Part of a data file:

○ ○ ○ ○ ○ ○ ○

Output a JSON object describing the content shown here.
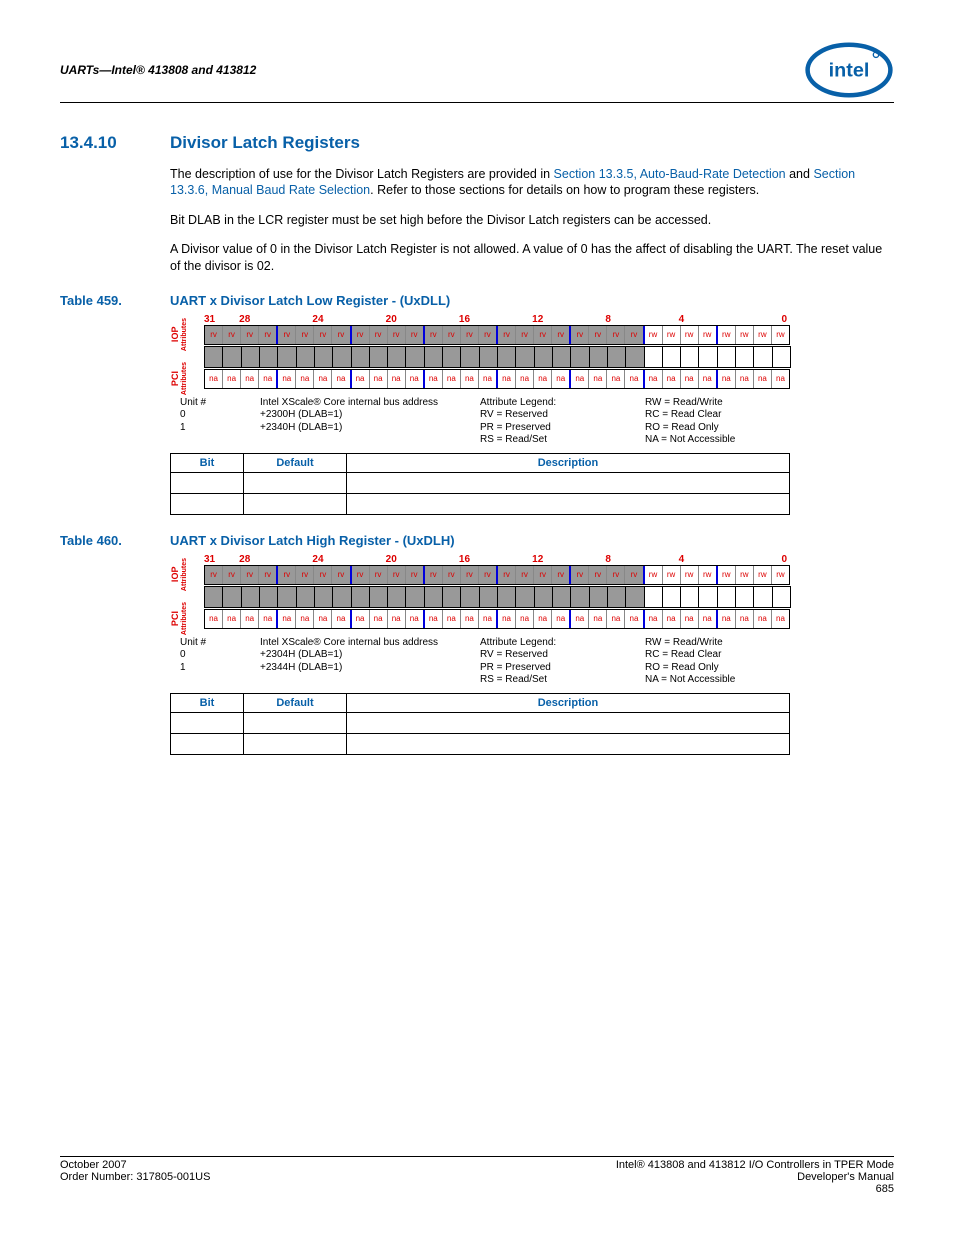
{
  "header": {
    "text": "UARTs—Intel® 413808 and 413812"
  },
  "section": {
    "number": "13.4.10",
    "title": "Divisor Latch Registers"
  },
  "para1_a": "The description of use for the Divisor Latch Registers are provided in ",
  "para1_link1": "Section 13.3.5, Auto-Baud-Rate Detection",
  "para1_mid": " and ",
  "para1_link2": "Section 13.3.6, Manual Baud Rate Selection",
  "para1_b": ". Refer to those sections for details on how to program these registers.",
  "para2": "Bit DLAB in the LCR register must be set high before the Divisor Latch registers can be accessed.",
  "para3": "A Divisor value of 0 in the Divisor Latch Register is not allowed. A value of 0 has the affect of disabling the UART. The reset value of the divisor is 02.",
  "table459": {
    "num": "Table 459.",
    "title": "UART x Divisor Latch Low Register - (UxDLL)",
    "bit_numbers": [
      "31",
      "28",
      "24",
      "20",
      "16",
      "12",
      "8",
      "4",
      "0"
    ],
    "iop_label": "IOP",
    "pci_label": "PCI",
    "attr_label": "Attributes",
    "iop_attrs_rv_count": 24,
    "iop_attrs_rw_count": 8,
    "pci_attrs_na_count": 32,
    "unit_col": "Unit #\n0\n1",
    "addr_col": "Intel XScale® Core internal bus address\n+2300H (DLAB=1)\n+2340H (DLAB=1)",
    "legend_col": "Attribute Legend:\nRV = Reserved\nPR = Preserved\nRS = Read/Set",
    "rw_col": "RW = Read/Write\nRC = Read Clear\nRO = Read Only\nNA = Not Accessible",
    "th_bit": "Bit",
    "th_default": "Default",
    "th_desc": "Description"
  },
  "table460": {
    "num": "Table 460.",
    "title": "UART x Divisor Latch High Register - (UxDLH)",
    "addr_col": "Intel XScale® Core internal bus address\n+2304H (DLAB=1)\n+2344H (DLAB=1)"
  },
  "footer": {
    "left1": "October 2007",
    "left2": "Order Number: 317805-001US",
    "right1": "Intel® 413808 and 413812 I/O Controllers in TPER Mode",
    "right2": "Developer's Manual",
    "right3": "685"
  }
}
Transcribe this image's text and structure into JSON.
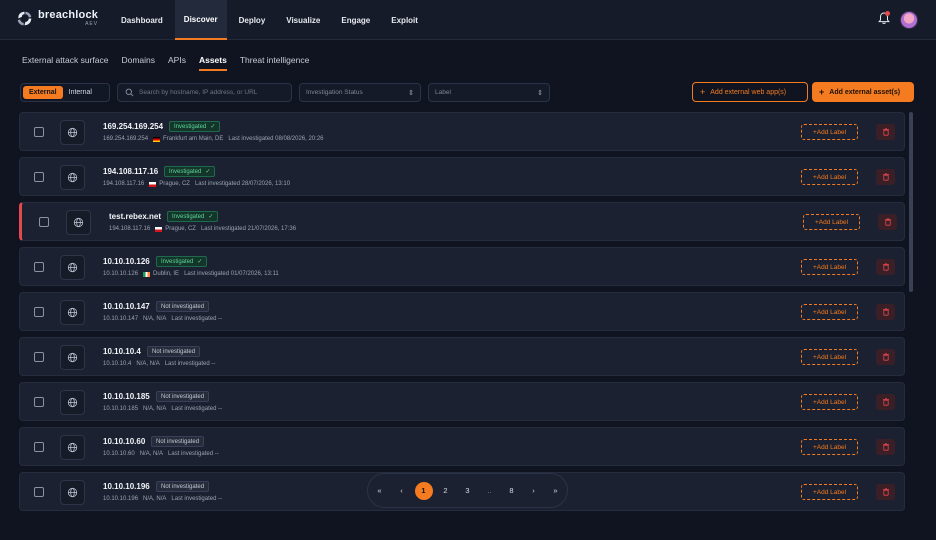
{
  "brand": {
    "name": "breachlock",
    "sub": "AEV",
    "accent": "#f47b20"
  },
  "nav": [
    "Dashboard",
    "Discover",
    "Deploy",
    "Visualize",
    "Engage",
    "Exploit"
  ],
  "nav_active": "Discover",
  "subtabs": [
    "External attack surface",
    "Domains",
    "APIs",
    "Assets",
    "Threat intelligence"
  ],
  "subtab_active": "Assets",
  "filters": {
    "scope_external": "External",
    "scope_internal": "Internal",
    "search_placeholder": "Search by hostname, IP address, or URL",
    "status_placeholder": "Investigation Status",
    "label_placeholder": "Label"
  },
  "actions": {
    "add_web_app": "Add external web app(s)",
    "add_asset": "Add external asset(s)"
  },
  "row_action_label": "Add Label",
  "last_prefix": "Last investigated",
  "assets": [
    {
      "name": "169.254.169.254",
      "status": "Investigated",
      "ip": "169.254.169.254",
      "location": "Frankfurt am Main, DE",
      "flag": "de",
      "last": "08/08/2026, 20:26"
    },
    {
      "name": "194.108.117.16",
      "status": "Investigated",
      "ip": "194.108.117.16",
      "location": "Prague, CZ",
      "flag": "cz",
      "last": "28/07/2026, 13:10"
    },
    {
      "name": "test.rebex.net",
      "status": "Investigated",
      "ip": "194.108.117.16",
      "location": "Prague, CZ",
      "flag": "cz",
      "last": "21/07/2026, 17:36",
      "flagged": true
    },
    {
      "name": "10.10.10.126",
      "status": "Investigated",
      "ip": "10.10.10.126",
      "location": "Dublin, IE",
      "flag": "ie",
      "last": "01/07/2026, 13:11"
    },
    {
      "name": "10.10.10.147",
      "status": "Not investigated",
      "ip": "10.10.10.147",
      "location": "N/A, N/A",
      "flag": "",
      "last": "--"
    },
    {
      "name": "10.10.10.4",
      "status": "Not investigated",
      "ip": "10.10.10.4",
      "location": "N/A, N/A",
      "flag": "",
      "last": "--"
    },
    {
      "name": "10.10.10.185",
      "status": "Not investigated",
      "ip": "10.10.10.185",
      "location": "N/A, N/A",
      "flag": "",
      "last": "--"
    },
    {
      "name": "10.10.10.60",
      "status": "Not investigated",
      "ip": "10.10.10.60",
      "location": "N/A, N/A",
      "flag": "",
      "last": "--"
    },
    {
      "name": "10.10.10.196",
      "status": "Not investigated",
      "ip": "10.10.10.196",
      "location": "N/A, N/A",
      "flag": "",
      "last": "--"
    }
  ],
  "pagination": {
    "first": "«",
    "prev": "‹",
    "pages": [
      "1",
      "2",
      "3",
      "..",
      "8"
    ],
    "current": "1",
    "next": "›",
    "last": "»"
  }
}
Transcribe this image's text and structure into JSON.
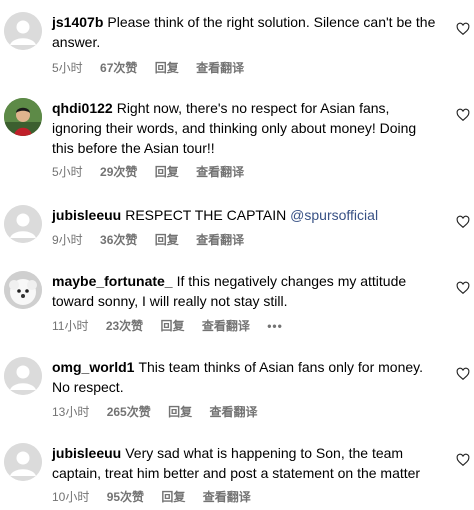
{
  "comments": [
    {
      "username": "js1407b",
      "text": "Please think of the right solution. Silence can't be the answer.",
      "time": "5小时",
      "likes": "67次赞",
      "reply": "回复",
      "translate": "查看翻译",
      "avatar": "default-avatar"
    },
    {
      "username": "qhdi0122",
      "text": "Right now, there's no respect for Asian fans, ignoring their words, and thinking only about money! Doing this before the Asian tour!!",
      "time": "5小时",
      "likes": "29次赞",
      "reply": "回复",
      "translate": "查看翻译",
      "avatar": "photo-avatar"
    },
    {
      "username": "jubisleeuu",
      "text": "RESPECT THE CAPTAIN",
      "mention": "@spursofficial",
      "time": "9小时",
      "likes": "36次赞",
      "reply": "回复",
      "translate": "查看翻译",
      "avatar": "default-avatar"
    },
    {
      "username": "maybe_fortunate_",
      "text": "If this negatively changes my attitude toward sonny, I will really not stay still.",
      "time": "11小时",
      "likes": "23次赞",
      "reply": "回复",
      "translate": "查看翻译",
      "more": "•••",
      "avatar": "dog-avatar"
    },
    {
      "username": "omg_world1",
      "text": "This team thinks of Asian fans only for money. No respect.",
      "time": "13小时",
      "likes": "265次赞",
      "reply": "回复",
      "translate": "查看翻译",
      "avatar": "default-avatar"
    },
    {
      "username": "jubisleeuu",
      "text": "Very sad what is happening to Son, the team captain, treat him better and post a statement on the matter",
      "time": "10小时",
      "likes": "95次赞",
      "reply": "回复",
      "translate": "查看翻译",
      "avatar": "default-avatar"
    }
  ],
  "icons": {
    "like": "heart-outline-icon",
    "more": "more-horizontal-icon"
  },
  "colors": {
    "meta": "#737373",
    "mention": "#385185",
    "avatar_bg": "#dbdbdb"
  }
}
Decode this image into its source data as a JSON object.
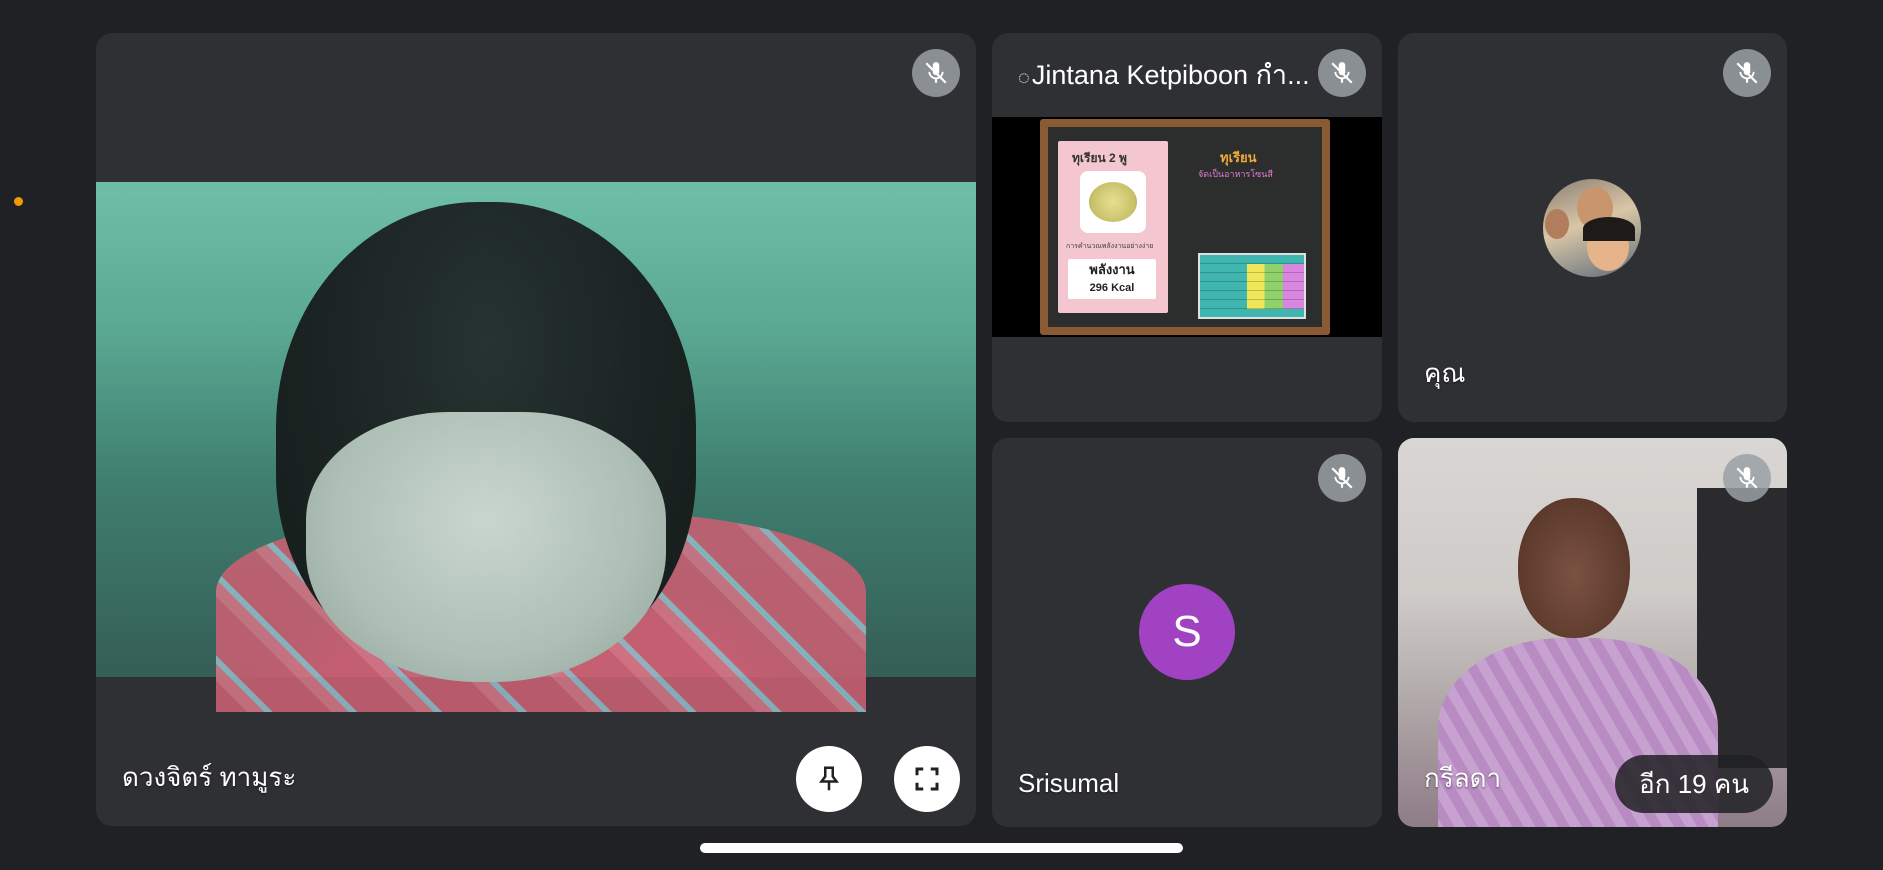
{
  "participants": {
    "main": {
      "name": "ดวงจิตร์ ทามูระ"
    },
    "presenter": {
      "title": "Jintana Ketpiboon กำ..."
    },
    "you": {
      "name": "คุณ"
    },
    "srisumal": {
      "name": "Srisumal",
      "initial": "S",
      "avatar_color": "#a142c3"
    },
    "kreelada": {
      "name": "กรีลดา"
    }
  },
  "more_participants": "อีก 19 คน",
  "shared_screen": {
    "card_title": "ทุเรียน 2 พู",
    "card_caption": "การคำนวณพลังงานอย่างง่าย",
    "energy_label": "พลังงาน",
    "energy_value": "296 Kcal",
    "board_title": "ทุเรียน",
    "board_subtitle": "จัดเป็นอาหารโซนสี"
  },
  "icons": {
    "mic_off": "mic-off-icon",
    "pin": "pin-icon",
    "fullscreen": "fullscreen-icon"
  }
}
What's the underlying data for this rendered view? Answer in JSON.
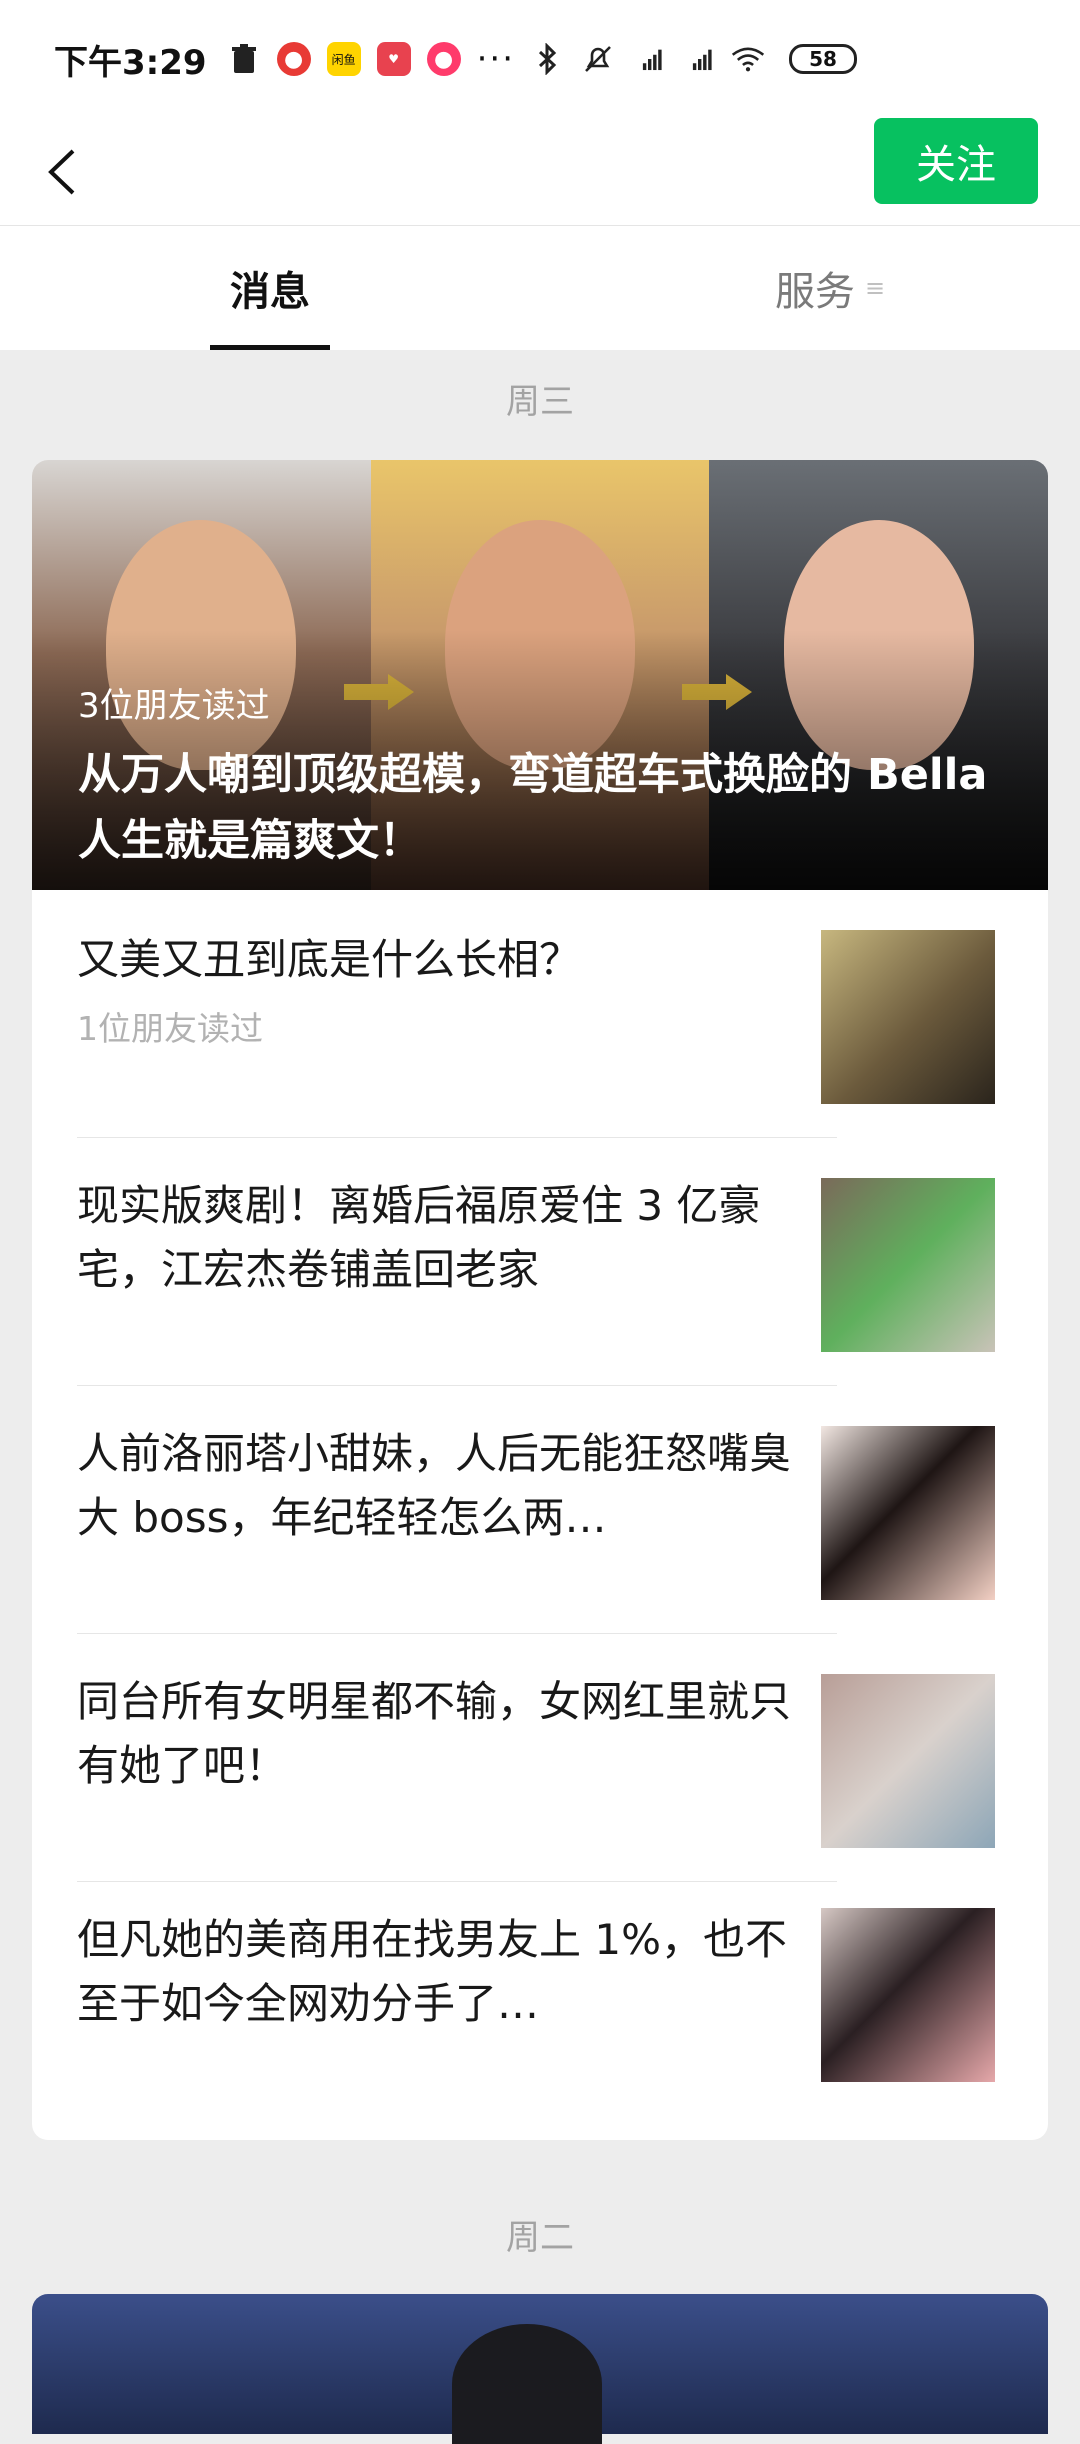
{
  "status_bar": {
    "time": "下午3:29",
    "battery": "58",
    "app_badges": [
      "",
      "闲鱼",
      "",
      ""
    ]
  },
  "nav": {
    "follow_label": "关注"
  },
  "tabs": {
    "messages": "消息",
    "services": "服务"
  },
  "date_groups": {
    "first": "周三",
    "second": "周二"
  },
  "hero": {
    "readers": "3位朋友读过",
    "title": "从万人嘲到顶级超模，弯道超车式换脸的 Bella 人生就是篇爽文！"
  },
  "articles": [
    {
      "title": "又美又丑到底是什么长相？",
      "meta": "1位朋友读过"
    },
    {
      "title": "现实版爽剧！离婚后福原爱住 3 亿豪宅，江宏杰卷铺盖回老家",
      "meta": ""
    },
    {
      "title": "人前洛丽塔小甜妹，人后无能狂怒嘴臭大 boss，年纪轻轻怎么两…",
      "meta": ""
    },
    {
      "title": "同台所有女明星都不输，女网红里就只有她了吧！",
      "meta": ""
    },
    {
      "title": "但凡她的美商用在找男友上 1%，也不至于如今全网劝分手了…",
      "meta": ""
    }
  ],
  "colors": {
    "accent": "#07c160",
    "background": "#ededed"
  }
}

○ ○ ○ ○ ○ ○ ○

Reproduce each line of the entries in which the word "Latch" is found.

### Solved problem
    "title": "Divisor Latch Registers"
  "para1_a": "The description of use for the Divisor Latch Registers are provided in ",
  "para2": "Bit DLAB in the LCR register must be set high before the Divisor Latch registers can be accessed.",
  "para3": "A Divisor value of 0 in the Divisor Latch Register is not allowed. A value of 0 has the affect of disabling the UART. The reset value of the divisor is 02.",
    "title": "UART x Divisor Latch Low Register - (UxDLL)",
    "title": "UART x Divisor Latch High Register - (UxDLH)",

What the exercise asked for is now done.